- **Set exercise**: Verbatim output of all the material below is required.

[Collected data]
■ ■ ■ ■ ■
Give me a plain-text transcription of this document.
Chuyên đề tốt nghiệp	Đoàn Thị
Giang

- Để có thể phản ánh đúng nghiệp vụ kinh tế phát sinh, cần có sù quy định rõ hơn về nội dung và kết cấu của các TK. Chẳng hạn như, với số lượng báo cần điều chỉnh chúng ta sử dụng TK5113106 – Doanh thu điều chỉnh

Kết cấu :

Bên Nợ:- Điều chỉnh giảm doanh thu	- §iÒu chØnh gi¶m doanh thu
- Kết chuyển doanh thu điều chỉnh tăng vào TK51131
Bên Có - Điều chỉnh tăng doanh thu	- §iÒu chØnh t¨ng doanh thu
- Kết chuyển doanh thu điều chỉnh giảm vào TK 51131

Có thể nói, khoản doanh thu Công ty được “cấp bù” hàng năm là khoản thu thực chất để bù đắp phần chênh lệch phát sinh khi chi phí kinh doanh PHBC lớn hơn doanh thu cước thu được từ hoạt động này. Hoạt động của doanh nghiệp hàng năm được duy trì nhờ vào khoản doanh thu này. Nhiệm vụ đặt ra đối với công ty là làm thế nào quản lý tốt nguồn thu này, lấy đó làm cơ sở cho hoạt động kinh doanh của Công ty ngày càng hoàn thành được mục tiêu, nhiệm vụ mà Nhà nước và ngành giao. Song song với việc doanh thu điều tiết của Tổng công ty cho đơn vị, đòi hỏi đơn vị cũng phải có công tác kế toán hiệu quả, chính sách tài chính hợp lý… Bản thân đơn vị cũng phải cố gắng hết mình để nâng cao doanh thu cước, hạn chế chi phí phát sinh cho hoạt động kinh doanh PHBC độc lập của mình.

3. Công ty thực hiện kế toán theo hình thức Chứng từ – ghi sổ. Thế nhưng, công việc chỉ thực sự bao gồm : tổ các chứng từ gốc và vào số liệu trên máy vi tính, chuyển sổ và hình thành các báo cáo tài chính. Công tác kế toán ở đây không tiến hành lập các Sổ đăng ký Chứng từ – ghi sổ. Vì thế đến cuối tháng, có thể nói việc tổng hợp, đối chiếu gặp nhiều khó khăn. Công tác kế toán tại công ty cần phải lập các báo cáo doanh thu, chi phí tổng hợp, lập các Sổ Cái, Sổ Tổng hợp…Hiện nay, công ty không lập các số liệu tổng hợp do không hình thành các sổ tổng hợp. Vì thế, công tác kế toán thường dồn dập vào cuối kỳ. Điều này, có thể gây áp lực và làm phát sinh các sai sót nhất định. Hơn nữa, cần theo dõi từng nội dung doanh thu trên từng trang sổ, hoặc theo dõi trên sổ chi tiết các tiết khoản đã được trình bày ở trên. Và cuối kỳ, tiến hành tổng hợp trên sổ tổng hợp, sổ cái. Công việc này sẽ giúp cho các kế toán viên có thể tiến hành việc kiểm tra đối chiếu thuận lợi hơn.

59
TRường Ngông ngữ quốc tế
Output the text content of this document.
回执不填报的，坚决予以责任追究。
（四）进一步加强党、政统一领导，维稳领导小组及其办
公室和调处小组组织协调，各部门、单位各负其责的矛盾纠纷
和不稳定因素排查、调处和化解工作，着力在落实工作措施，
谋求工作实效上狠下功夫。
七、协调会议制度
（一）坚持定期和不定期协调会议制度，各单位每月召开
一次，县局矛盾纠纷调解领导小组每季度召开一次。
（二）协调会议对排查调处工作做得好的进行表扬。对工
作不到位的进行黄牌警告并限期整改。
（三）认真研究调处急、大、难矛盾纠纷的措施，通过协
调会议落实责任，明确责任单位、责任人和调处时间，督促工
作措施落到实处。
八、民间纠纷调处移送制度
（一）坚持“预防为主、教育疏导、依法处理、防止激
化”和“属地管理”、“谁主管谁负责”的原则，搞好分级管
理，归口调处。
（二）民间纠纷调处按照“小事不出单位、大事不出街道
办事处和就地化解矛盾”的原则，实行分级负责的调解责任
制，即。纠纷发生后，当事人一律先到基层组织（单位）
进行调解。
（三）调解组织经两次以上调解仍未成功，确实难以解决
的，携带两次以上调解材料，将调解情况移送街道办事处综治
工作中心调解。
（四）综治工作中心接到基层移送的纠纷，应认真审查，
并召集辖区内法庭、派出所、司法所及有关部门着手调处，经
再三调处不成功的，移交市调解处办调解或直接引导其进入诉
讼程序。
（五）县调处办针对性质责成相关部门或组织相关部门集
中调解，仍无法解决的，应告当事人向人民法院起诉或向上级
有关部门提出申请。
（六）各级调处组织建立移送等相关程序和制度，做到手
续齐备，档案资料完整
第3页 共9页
■ ■ ■ ■ ■
- **Full solution**:
Give me a plain-text transcription of this document.
Chuyên đề tốt nghiệp	Đoàn Thị
Giang

- Để có thể phản ánh đúng nghiệp vụ kinh tế phát sinh, cần có sù quy định rõ hơn về nội dung và kết cấu của các TK. Chẳng hạn như, với số lượng báo cần điều chỉnh chúng ta sử dụng TK5113106 – Doanh thu điều chỉnh

Kết cấu :

Bên Nợ:- Điều chỉnh giảm doanh thu	- §iÒu chØnh gi¶m doanh thu
- Kết chuyển doanh thu điều chỉnh tăng vào TK51131
Bên Có - Điều chỉnh tăng doanh thu	- §iÒu chØnh t¨ng doanh thu
- Kết chuyển doanh thu điều chỉnh giảm vào TK 51131

Có thể nói, khoản doanh thu Công ty được “cấp bù” hàng năm là khoản thu thực chất để bù đắp phần chênh lệch phát sinh khi chi phí kinh doanh PHBC lớn hơn doanh thu cước thu được từ hoạt động này. Hoạt động của doanh nghiệp hàng năm được duy trì nhờ vào khoản doanh thu này. Nhiệm vụ đặt ra đối với công ty là làm thế nào quản lý tốt nguồn thu này, lấy đó làm cơ sở cho hoạt động kinh doanh của Công ty ngày càng hoàn thành được mục tiêu, nhiệm vụ mà Nhà nước và ngành giao. Song song với việc doanh thu điều tiết của Tổng công ty cho đơn vị, đòi hỏi đơn vị cũng phải có công tác kế toán hiệu quả, chính sách tài chính hợp lý… Bản thân đơn vị cũng phải cố gắng hết mình để nâng cao doanh thu cước, hạn chế chi phí phát sinh cho hoạt động kinh doanh PHBC độc lập của mình.

3. Công ty thực hiện kế toán theo hình thức Chứng từ – ghi sổ. Thế nhưng, công việc chỉ thực sự bao gồm : tổ các chứng từ gốc và vào số liệu trên máy vi tính, chuyển sổ và hình thành các báo cáo tài chính. Công tác kế toán ở đây không tiến hành lập các Sổ đăng ký Chứng từ – ghi sổ. Vì thế đến cuối tháng, có thể nói việc tổng hợp, đối chiếu gặp nhiều khó khăn. Công tác kế toán tại công ty cần phải lập các báo cáo doanh thu, chi phí tổng hợp, lập các Sổ Cái, Sổ Tổng hợp…Hiện nay, công ty không lập các số liệu tổng hợp do không hình thành các sổ tổng hợp. Vì thế, công tác kế toán thường dồn dập vào cuối kỳ. Điều này, có thể gây áp lực và làm phát sinh các sai sót nhất định. Hơn nữa, cần theo dõi từng nội dung doanh thu trên từng trang sổ, hoặc theo dõi trên sổ chi tiết các tiết khoản đã được trình bày ở trên. Và cuối kỳ, tiến hành tổng hợp trên sổ tổng hợp, sổ cái. Công việc này sẽ giúp cho các kế toán viên có thể tiến hành việc kiểm tra đối chiếu thuận lợi hơn.

59
TRường Ngông ngữ quốc tế
Output the text content of this document.
回执不填报的，坚决予以责任追究。
（四）进一步加强党、政统一领导，维稳领导小组及其办
公室和调处小组组织协调，各部门、单位各负其责的矛盾纠纷
和不稳定因素排查、调处和化解工作，着力在落实工作措施，
谋求工作实效上狠下功夫。
七、协调会议制度
（一）坚持定期和不定期协调会议制度，各单位每月召开
一次，县局矛盾纠纷调解领导小组每季度召开一次。
（二）协调会议对排查调处工作做得好的进行表扬。对工
作不到位的进行黄牌警告并限期整改。
（三）认真研究调处急、大、难矛盾纠纷的措施，通过协
调会议落实责任，明确责任单位、责任人和调处时间，督促工
作措施落到实处。
八、民间纠纷调处移送制度
（一）坚持“预防为主、教育疏导、依法处理、防止激
化”和“属地管理”、“谁主管谁负责”的原则，搞好分级管
理，归口调处。
（二）民间纠纷调处按照“小事不出单位、大事不出街道
办事处和就地化解矛盾”的原则，实行分级负责的调解责任
制，即。纠纷发生后，当事人一律先到基层组织（单位）
进行调解。
（三）调解组织经两次以上调解仍未成功，确实难以解决
的，携带两次以上调解材料，将调解情况移送街道办事处综治
工作中心调解。
（四）综治工作中心接到基层移送的纠纷，应认真审查，
并召集辖区内法庭、派出所、司法所及有关部门着手调处，经
再三调处不成功的，移交市调解处办调解或直接引导其进入诉
讼程序。
（五）县调处办针对性质责成相关部门或组织相关部门集
中调解，仍无法解决的，应告当事人向人民法院起诉或向上级
有关部门提出申请。
（六）各级调处组织建立移送等相关程序和制度，做到手
续齐备，档案资料完整
第3页 共9页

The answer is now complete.